#### Instruction:
Your answer should be a single number: how many lines in the data below hold the string "Page".

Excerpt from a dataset

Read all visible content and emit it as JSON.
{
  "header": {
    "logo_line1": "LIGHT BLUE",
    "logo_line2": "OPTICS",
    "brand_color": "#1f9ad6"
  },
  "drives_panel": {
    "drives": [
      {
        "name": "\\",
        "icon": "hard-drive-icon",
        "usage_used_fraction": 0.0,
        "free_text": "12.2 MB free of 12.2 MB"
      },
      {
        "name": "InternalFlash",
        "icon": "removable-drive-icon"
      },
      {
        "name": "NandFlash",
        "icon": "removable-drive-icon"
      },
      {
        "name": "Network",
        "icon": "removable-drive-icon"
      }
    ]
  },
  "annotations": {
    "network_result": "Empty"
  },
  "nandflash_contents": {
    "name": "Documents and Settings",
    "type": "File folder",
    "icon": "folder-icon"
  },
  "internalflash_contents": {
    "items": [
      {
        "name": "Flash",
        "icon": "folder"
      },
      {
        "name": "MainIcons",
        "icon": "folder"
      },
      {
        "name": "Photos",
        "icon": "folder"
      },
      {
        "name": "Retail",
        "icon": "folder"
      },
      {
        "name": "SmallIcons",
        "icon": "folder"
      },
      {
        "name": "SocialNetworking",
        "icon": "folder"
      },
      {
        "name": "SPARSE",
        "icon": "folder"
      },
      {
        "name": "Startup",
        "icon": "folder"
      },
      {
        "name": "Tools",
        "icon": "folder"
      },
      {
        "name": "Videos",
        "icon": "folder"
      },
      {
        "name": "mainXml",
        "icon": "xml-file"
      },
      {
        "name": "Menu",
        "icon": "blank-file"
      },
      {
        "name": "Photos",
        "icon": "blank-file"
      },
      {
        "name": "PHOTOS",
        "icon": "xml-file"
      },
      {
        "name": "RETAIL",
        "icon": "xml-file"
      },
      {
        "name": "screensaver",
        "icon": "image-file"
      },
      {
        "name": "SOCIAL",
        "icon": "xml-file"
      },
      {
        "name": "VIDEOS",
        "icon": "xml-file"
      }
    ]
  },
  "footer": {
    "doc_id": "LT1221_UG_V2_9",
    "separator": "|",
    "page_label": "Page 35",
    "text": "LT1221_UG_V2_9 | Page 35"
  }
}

#### Response below:
2